__Set problem__.
Produce the listing below again, exactly as shown.

__Data extract__.
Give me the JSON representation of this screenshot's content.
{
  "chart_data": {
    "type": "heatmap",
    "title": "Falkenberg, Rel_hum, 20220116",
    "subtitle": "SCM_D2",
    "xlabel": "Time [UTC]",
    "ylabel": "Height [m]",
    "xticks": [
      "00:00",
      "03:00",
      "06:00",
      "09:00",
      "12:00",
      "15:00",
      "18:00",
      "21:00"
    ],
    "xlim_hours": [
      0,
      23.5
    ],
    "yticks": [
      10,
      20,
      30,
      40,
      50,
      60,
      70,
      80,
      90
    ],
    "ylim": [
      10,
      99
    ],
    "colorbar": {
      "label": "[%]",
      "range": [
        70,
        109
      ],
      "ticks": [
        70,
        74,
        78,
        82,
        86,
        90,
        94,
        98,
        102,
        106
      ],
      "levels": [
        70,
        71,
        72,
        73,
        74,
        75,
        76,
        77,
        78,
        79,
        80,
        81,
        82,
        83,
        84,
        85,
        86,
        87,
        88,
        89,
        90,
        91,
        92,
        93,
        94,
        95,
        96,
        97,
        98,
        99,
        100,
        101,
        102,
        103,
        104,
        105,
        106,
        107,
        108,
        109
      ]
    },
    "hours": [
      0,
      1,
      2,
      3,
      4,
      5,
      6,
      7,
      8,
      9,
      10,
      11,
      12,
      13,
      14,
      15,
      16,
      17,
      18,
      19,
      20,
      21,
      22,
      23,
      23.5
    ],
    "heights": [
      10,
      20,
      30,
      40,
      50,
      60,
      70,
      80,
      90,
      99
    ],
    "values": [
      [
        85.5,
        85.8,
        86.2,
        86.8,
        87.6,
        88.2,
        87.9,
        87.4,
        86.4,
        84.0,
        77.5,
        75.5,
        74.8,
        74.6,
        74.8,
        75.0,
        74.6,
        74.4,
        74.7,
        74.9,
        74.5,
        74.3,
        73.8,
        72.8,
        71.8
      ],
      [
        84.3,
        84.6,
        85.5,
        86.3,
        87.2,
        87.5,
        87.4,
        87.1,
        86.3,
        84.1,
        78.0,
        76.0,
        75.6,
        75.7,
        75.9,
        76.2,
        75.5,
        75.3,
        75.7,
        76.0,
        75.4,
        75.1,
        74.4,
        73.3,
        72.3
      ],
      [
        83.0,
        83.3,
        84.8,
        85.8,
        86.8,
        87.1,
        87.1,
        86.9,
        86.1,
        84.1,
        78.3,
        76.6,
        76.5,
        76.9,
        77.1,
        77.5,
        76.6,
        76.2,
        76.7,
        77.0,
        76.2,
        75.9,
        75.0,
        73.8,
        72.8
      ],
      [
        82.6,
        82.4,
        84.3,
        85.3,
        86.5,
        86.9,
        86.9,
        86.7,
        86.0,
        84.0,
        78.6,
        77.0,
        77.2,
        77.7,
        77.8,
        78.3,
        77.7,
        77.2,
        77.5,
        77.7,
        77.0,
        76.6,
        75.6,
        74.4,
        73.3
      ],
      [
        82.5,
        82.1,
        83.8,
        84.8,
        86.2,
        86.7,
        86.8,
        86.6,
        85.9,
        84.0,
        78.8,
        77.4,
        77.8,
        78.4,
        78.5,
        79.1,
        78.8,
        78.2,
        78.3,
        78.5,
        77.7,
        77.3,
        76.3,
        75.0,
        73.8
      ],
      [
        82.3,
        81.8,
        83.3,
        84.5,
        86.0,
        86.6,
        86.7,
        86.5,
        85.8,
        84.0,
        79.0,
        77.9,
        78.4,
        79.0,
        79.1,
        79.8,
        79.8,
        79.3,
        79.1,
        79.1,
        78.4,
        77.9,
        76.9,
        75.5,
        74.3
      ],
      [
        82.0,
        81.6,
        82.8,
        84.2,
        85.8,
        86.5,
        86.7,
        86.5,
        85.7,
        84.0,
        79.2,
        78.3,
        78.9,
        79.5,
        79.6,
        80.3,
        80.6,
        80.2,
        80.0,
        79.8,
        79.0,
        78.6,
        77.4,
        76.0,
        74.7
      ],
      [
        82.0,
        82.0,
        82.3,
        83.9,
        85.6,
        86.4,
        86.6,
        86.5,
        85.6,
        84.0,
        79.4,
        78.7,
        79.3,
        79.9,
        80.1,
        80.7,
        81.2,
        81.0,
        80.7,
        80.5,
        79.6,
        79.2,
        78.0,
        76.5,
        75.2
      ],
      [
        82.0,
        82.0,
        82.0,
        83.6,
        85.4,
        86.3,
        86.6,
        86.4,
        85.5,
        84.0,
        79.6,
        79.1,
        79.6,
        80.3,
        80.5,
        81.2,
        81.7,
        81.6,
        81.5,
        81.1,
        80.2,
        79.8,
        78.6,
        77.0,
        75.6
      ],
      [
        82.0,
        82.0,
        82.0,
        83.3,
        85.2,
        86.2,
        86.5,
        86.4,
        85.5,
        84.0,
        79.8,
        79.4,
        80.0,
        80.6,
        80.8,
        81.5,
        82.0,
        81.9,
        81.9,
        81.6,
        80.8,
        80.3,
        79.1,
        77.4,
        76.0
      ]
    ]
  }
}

__The output__.
Give me the JSON representation of this screenshot's content.
{
  "chart_data": {
    "type": "heatmap",
    "title": "Falkenberg, Rel_hum, 20220116",
    "subtitle": "SCM_D2",
    "xlabel": "Time [UTC]",
    "ylabel": "Height [m]",
    "xticks": [
      "00:00",
      "03:00",
      "06:00",
      "09:00",
      "12:00",
      "15:00",
      "18:00",
      "21:00"
    ],
    "xlim_hours": [
      0,
      23.5
    ],
    "yticks": [
      10,
      20,
      30,
      40,
      50,
      60,
      70,
      80,
      90
    ],
    "ylim": [
      10,
      99
    ],
    "colorbar": {
      "label": "[%]",
      "range": [
        70,
        109
      ],
      "ticks": [
        70,
        74,
        78,
        82,
        86,
        90,
        94,
        98,
        102,
        106
      ],
      "levels": [
        70,
        71,
        72,
        73,
        74,
        75,
        76,
        77,
        78,
        79,
        80,
        81,
        82,
        83,
        84,
        85,
        86,
        87,
        88,
        89,
        90,
        91,
        92,
        93,
        94,
        95,
        96,
        97,
        98,
        99,
        100,
        101,
        102,
        103,
        104,
        105,
        106,
        107,
        108,
        109
      ]
    },
    "hours": [
      0,
      1,
      2,
      3,
      4,
      5,
      6,
      7,
      8,
      9,
      10,
      11,
      12,
      13,
      14,
      15,
      16,
      17,
      18,
      19,
      20,
      21,
      22,
      23,
      23.5
    ],
    "heights": [
      10,
      20,
      30,
      40,
      50,
      60,
      70,
      80,
      90,
      99
    ],
    "values": [
      [
        85.5,
        85.8,
        86.2,
        86.8,
        87.6,
        88.2,
        87.9,
        87.4,
        86.4,
        84.0,
        77.5,
        75.5,
        74.8,
        74.6,
        74.8,
        75.0,
        74.6,
        74.4,
        74.7,
        74.9,
        74.5,
        74.3,
        73.8,
        72.8,
        71.8
      ],
      [
        84.3,
        84.6,
        85.5,
        86.3,
        87.2,
        87.5,
        87.4,
        87.1,
        86.3,
        84.1,
        78.0,
        76.0,
        75.6,
        75.7,
        75.9,
        76.2,
        75.5,
        75.3,
        75.7,
        76.0,
        75.4,
        75.1,
        74.4,
        73.3,
        72.3
      ],
      [
        83.0,
        83.3,
        84.8,
        85.8,
        86.8,
        87.1,
        87.1,
        86.9,
        86.1,
        84.1,
        78.3,
        76.6,
        76.5,
        76.9,
        77.1,
        77.5,
        76.6,
        76.2,
        76.7,
        77.0,
        76.2,
        75.9,
        75.0,
        73.8,
        72.8
      ],
      [
        82.6,
        82.4,
        84.3,
        85.3,
        86.5,
        86.9,
        86.9,
        86.7,
        86.0,
        84.0,
        78.6,
        77.0,
        77.2,
        77.7,
        77.8,
        78.3,
        77.7,
        77.2,
        77.5,
        77.7,
        77.0,
        76.6,
        75.6,
        74.4,
        73.3
      ],
      [
        82.5,
        82.1,
        83.8,
        84.8,
        86.2,
        86.7,
        86.8,
        86.6,
        85.9,
        84.0,
        78.8,
        77.4,
        77.8,
        78.4,
        78.5,
        79.1,
        78.8,
        78.2,
        78.3,
        78.5,
        77.7,
        77.3,
        76.3,
        75.0,
        73.8
      ],
      [
        82.3,
        81.8,
        83.3,
        84.5,
        86.0,
        86.6,
        86.7,
        86.5,
        85.8,
        84.0,
        79.0,
        77.9,
        78.4,
        79.0,
        79.1,
        79.8,
        79.8,
        79.3,
        79.1,
        79.1,
        78.4,
        77.9,
        76.9,
        75.5,
        74.3
      ],
      [
        82.0,
        81.6,
        82.8,
        84.2,
        85.8,
        86.5,
        86.7,
        86.5,
        85.7,
        84.0,
        79.2,
        78.3,
        78.9,
        79.5,
        79.6,
        80.3,
        80.6,
        80.2,
        80.0,
        79.8,
        79.0,
        78.6,
        77.4,
        76.0,
        74.7
      ],
      [
        82.0,
        82.0,
        82.3,
        83.9,
        85.6,
        86.4,
        86.6,
        86.5,
        85.6,
        84.0,
        79.4,
        78.7,
        79.3,
        79.9,
        80.1,
        80.7,
        81.2,
        81.0,
        80.7,
        80.5,
        79.6,
        79.2,
        78.0,
        76.5,
        75.2
      ],
      [
        82.0,
        82.0,
        82.0,
        83.6,
        85.4,
        86.3,
        86.6,
        86.4,
        85.5,
        84.0,
        79.6,
        79.1,
        79.6,
        80.3,
        80.5,
        81.2,
        81.7,
        81.6,
        81.5,
        81.1,
        80.2,
        79.8,
        78.6,
        77.0,
        75.6
      ],
      [
        82.0,
        82.0,
        82.0,
        83.3,
        85.2,
        86.2,
        86.5,
        86.4,
        85.5,
        84.0,
        79.8,
        79.4,
        80.0,
        80.6,
        80.8,
        81.5,
        82.0,
        81.9,
        81.9,
        81.6,
        80.8,
        80.3,
        79.1,
        77.4,
        76.0
      ]
    ]
  }
}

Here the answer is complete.